Go through the entries one line at a time, and gather every line that has the word "values".

Data records
+++
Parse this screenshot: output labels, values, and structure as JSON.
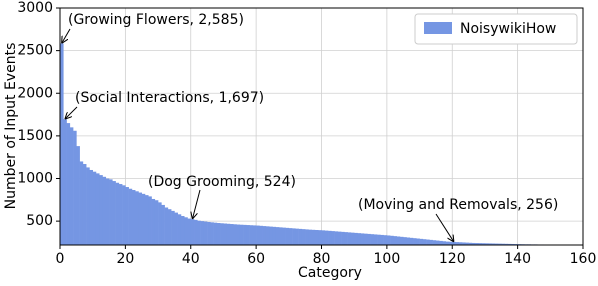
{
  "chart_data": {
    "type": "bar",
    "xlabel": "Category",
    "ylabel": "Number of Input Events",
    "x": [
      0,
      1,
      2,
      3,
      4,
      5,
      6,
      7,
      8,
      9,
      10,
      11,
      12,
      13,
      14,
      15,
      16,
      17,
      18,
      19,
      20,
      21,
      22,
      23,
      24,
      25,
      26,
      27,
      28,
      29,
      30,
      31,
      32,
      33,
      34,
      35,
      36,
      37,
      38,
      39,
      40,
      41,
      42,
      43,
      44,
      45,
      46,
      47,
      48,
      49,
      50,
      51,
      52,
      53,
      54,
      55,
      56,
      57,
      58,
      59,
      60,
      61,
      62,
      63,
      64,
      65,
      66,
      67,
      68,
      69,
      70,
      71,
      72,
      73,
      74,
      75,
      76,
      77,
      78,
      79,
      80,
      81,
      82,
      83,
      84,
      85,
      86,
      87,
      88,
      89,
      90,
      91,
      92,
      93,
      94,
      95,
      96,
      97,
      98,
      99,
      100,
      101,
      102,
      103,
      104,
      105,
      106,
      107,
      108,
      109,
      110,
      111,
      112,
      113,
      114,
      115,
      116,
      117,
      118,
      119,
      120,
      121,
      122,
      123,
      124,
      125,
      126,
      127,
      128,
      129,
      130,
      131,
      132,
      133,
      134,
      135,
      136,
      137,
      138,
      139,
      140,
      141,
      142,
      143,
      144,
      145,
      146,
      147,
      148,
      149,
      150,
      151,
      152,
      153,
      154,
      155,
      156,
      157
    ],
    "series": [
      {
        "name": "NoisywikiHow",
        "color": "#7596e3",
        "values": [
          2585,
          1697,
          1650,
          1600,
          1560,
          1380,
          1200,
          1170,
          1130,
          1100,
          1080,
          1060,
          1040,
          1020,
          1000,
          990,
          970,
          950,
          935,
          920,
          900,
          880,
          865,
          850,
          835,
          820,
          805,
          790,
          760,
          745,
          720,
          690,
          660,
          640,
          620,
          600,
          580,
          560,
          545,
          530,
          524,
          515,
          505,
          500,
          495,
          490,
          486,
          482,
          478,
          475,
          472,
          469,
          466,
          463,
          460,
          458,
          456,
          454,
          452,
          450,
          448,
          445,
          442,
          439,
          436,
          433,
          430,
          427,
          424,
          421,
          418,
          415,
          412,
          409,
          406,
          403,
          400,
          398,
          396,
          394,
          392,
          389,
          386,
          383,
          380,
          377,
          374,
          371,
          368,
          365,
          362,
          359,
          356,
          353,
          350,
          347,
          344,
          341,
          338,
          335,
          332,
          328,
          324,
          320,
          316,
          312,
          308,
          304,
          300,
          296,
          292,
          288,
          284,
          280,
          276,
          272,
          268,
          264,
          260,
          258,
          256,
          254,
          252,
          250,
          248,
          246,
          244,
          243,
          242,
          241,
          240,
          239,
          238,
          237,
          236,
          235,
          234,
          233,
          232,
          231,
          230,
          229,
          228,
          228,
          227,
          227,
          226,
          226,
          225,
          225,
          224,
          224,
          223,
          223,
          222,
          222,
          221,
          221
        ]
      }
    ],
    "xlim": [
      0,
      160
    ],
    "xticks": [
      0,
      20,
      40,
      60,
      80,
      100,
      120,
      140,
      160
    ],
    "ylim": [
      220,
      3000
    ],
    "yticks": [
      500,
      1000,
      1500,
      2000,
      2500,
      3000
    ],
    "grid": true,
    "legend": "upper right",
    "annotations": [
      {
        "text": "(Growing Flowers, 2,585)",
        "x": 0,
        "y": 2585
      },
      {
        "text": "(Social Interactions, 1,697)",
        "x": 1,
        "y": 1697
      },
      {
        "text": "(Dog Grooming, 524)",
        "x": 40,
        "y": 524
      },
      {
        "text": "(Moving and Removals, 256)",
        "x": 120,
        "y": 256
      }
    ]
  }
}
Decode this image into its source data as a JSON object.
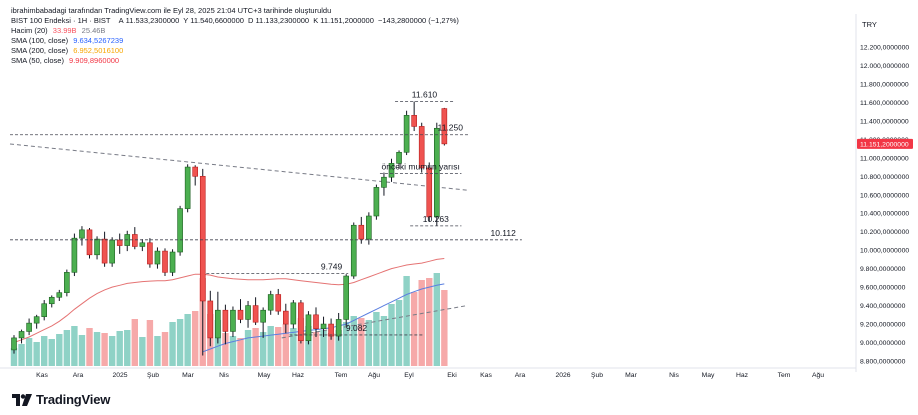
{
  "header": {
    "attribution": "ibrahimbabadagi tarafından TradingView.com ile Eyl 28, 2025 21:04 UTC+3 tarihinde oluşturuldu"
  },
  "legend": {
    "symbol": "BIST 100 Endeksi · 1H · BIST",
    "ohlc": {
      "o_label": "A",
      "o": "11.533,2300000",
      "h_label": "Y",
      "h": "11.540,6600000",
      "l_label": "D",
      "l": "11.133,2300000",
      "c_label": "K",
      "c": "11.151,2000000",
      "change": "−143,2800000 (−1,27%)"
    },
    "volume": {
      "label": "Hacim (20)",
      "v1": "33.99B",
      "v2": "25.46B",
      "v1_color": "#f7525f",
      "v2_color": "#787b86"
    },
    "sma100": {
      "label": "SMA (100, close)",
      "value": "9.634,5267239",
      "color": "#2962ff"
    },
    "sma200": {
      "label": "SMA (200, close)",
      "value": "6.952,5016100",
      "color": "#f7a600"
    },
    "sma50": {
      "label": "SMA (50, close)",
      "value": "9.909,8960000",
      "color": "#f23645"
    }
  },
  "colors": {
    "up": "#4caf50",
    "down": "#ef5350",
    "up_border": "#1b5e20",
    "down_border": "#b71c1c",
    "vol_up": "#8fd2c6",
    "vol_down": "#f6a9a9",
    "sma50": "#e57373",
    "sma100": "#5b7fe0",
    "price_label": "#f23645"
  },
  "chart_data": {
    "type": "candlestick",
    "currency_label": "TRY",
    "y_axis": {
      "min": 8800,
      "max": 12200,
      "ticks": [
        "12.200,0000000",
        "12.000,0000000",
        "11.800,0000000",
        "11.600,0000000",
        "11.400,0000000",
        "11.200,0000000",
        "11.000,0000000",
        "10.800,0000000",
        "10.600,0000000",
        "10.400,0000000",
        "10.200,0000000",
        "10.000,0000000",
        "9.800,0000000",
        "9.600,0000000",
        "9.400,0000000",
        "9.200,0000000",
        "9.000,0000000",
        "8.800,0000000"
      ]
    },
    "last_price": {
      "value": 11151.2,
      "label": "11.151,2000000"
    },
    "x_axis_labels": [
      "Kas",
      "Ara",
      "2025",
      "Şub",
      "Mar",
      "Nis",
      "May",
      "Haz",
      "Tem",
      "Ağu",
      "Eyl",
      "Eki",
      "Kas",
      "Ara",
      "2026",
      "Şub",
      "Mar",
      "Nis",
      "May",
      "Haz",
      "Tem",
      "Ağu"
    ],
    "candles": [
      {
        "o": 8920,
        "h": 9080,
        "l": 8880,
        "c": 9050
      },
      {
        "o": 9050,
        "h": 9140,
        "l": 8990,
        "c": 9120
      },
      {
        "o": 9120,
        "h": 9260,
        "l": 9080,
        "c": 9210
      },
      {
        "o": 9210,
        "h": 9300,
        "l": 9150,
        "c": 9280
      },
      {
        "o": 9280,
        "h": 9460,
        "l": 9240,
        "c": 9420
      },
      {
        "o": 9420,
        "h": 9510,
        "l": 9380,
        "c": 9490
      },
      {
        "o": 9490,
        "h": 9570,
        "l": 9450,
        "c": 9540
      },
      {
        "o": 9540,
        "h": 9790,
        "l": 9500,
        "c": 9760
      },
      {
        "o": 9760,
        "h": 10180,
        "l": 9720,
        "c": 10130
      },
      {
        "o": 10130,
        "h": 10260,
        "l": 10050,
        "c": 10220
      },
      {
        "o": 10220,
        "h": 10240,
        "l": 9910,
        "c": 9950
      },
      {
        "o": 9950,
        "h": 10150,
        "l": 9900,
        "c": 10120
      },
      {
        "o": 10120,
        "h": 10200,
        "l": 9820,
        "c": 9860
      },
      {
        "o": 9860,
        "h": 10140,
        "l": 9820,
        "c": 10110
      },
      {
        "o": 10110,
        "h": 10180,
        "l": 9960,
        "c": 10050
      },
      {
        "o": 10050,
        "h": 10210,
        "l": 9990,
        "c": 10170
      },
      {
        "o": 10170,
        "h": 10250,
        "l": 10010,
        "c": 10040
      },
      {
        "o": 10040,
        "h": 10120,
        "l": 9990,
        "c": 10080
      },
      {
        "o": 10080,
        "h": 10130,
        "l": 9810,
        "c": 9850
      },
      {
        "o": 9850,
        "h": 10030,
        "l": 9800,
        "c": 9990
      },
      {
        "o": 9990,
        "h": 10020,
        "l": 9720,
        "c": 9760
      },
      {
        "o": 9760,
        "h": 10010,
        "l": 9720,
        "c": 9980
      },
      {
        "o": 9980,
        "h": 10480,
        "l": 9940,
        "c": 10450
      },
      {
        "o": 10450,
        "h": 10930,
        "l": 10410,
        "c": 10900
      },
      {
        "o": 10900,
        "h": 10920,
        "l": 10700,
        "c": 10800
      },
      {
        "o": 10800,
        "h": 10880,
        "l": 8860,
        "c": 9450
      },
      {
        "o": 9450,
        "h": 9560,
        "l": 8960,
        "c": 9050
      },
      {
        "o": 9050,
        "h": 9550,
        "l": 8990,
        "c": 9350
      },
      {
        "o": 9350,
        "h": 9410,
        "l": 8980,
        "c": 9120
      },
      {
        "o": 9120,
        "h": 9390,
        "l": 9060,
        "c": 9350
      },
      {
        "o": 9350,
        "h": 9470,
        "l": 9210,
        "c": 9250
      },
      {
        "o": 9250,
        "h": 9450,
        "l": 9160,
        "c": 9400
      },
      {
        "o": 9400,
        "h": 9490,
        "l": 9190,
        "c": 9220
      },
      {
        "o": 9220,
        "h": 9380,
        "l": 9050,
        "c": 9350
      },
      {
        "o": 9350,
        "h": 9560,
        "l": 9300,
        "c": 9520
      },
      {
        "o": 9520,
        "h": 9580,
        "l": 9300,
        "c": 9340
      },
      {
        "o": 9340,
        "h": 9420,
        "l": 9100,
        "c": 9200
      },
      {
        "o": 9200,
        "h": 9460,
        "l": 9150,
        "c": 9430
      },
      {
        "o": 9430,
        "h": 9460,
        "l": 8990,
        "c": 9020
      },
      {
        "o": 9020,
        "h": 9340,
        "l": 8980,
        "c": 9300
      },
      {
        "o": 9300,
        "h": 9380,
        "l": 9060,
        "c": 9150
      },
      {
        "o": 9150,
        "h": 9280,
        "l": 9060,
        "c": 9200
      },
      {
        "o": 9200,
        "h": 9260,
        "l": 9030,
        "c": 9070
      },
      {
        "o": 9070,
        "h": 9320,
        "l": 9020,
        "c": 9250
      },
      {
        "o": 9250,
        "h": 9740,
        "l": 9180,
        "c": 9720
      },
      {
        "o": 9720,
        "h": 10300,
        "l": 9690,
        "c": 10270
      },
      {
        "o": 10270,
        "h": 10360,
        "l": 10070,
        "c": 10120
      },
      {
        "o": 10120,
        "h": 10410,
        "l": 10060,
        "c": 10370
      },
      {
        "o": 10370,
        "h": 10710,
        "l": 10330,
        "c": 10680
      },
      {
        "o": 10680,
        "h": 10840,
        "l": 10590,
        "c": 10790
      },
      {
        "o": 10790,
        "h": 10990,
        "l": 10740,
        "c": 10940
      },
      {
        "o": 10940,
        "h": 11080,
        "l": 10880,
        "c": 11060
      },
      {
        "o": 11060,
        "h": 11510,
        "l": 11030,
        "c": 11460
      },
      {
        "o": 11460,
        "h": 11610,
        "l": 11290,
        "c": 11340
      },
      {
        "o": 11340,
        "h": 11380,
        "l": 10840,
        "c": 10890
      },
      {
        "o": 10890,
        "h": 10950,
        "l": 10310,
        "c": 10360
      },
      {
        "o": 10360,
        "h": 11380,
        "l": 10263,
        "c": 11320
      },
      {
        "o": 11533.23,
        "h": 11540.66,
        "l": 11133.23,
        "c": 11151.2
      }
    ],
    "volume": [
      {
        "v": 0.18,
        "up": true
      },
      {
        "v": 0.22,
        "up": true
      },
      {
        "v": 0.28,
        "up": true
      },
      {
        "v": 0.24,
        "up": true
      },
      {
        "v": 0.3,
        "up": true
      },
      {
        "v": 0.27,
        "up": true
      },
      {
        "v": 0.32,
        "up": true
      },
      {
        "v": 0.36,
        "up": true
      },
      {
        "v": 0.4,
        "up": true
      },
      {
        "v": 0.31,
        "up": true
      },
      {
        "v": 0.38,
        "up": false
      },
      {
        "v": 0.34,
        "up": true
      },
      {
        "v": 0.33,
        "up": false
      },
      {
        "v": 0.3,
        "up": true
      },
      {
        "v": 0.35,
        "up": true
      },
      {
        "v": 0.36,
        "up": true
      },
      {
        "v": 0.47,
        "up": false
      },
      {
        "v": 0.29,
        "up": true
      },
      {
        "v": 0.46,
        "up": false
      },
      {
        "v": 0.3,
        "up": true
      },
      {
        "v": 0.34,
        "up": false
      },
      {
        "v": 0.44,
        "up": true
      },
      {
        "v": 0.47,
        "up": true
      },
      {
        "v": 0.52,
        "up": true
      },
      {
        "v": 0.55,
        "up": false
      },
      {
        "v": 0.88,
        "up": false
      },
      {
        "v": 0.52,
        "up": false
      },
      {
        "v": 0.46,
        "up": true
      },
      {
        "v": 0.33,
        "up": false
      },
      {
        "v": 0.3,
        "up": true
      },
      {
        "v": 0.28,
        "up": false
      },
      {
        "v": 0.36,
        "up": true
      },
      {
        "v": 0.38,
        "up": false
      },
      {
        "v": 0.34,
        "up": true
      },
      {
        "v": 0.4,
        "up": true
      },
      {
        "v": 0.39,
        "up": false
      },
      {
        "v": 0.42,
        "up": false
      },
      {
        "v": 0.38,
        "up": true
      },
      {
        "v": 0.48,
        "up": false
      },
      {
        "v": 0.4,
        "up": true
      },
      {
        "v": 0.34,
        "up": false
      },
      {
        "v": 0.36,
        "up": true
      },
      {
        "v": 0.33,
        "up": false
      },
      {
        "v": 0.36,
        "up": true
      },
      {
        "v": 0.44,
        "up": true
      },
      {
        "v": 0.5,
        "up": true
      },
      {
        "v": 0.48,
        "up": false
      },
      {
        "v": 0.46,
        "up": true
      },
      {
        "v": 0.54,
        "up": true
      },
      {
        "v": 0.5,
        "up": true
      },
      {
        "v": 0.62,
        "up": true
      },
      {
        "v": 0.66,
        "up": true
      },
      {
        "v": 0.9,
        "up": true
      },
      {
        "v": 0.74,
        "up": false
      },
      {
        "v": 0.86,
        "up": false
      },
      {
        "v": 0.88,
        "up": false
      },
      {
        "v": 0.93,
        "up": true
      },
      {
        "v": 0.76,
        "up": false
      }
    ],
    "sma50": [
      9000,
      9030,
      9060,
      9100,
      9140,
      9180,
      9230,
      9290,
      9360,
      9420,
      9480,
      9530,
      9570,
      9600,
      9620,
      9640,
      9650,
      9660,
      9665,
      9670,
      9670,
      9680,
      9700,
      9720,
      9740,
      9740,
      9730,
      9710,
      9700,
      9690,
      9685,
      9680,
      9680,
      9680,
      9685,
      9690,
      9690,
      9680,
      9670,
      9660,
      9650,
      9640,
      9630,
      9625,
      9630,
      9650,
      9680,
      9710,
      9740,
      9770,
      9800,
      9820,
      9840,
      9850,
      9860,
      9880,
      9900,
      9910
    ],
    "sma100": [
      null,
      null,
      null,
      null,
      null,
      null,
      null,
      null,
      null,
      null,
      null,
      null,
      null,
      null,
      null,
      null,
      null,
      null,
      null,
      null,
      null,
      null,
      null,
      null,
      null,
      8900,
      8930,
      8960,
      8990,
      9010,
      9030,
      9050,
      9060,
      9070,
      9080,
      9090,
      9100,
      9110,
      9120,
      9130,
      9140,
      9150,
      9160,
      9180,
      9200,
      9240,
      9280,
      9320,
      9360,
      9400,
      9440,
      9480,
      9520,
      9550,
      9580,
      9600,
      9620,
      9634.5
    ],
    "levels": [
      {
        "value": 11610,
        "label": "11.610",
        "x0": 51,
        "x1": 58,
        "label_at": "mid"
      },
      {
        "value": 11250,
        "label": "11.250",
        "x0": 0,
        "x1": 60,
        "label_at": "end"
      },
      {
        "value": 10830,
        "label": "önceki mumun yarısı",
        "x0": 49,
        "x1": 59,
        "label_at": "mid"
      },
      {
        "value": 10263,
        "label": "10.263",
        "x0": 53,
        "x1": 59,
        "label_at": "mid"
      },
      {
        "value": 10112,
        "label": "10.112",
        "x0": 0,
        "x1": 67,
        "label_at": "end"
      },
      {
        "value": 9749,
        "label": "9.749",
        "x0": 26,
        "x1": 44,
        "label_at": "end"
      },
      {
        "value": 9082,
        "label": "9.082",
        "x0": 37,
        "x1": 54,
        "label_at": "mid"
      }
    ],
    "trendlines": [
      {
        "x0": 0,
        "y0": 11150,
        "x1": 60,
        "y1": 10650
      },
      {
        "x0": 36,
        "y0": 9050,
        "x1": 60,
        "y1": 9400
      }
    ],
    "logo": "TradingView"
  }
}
+++
◆ Finished exercise:
Parse this screenshot: output labels, values, and structure as JSON.
        "values": [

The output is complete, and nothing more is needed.